> [Task inputs]
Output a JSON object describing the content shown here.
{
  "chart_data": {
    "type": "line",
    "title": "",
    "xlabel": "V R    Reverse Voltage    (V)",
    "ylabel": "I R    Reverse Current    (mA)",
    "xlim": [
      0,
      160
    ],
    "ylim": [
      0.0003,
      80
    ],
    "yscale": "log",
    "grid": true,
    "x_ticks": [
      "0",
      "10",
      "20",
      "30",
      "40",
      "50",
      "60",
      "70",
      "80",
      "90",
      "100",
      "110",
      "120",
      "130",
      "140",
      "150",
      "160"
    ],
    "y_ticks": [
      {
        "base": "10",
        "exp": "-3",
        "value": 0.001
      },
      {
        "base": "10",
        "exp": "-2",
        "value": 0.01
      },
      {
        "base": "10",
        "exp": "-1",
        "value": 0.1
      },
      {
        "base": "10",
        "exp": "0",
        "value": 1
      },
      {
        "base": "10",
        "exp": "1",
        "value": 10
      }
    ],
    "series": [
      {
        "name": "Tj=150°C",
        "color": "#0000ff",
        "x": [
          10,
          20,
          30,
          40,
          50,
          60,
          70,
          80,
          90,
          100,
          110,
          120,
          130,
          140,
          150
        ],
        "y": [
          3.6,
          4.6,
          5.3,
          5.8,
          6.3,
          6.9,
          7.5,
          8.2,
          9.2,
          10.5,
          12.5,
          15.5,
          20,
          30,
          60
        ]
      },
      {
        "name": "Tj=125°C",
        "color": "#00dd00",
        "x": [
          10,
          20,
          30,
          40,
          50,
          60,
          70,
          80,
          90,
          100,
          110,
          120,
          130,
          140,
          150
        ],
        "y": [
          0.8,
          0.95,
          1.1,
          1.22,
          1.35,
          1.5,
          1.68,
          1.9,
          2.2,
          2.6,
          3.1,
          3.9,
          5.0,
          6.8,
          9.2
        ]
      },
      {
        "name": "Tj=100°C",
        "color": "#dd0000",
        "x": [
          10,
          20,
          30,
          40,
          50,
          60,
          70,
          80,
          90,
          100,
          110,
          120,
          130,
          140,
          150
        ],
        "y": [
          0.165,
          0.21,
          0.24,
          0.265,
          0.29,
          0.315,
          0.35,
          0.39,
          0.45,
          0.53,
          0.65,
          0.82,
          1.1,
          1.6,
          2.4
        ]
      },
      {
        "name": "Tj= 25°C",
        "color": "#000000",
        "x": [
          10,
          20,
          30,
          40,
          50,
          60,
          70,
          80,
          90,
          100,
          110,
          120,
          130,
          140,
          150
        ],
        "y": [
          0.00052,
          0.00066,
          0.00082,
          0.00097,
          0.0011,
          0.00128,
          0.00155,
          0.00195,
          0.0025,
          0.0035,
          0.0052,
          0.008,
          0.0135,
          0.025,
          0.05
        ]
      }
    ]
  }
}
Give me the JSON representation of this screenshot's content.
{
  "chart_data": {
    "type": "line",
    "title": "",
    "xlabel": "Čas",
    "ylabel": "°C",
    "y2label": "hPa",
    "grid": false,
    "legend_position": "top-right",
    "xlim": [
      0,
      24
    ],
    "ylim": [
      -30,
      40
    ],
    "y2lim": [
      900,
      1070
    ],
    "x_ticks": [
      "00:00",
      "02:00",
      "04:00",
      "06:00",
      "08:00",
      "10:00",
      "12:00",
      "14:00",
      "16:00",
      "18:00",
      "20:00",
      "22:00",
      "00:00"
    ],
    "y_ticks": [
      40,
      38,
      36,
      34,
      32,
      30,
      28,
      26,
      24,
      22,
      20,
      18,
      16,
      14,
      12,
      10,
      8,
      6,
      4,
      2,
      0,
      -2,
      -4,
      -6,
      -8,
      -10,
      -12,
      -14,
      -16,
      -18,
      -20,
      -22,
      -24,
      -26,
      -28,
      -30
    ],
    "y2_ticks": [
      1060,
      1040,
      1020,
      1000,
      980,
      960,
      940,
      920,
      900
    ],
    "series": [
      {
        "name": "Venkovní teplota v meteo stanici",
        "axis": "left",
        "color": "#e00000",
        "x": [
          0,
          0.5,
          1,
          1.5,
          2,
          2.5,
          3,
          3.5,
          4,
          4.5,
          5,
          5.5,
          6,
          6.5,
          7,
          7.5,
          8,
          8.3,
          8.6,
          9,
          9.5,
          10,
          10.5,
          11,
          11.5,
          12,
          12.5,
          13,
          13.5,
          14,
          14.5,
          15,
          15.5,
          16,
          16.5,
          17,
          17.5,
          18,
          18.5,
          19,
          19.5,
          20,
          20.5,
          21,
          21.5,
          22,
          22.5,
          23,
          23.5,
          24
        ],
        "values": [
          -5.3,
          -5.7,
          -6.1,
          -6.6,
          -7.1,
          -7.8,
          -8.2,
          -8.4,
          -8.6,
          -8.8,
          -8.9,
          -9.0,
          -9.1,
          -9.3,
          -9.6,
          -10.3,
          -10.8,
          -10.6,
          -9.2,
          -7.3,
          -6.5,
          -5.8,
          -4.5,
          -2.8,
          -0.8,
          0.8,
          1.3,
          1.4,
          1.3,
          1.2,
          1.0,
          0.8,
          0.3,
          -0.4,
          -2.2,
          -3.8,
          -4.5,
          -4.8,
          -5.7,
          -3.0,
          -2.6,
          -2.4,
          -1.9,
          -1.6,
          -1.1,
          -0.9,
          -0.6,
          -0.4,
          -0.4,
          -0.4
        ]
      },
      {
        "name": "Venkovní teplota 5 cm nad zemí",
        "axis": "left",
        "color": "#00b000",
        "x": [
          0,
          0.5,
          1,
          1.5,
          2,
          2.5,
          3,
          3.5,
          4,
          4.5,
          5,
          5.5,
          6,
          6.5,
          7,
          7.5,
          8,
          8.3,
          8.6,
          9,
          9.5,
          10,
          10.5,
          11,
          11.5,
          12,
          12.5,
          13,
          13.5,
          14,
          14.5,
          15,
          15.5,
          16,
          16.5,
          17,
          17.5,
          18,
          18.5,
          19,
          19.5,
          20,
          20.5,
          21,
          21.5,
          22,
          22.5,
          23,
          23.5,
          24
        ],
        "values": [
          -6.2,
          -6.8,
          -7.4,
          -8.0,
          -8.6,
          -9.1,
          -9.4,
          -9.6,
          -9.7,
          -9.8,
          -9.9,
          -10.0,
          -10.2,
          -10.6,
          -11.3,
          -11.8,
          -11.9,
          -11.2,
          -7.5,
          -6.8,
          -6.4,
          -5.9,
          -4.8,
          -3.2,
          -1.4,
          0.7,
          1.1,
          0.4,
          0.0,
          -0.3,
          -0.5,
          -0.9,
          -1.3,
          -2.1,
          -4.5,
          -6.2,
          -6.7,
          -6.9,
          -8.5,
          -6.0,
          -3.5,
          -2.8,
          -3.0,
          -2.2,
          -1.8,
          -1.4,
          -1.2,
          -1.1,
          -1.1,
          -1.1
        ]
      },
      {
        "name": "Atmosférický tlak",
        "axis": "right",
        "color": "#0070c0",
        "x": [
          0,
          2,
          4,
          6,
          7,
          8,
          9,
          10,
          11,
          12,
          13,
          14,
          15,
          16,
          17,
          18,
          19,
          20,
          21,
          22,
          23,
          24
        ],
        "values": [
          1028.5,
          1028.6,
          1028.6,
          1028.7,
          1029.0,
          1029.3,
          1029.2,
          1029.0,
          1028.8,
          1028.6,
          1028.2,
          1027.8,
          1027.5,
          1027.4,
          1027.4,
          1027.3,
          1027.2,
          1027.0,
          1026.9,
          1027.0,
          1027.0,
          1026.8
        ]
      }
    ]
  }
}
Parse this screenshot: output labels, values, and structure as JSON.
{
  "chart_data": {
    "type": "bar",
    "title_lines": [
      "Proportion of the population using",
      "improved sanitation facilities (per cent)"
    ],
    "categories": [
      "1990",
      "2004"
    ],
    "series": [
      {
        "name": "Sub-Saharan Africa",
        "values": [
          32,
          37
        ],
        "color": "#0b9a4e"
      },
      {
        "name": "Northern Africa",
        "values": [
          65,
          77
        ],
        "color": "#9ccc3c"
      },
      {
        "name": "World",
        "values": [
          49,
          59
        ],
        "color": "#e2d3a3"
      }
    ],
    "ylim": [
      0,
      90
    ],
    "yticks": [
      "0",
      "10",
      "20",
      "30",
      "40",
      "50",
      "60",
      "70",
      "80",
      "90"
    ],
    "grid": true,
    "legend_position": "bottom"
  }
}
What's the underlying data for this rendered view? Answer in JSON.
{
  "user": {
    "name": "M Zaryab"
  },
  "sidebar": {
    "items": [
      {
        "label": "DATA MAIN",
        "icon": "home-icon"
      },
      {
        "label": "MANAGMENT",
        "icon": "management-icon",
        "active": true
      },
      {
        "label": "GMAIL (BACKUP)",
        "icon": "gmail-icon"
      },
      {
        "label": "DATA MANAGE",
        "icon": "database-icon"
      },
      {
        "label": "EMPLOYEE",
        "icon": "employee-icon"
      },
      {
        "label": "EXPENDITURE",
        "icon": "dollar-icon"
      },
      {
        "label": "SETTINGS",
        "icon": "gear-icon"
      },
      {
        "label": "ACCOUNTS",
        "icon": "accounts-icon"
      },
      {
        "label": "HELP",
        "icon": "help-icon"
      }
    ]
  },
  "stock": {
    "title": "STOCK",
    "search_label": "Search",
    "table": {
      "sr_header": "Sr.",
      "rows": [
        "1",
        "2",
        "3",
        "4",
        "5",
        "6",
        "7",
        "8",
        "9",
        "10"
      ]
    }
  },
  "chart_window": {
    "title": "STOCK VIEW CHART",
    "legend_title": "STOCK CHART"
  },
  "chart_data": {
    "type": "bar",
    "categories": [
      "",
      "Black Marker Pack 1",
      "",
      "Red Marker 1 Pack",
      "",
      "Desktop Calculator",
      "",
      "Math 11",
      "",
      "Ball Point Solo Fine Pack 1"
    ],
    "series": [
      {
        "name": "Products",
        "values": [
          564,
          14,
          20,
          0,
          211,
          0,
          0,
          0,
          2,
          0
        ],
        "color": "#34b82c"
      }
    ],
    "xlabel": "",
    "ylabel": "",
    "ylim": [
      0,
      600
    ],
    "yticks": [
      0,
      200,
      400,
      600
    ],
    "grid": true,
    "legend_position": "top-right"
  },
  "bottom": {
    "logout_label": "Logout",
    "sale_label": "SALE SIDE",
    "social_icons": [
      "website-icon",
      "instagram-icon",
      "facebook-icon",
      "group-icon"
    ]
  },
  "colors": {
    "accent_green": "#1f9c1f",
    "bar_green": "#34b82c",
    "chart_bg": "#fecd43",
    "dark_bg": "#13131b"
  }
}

> [Work required]
Of the lines above, copy each that contains "content".

> [Task response]
Output a JSON object describing the content shown here.
Give me the JSON representation of this screenshot's content.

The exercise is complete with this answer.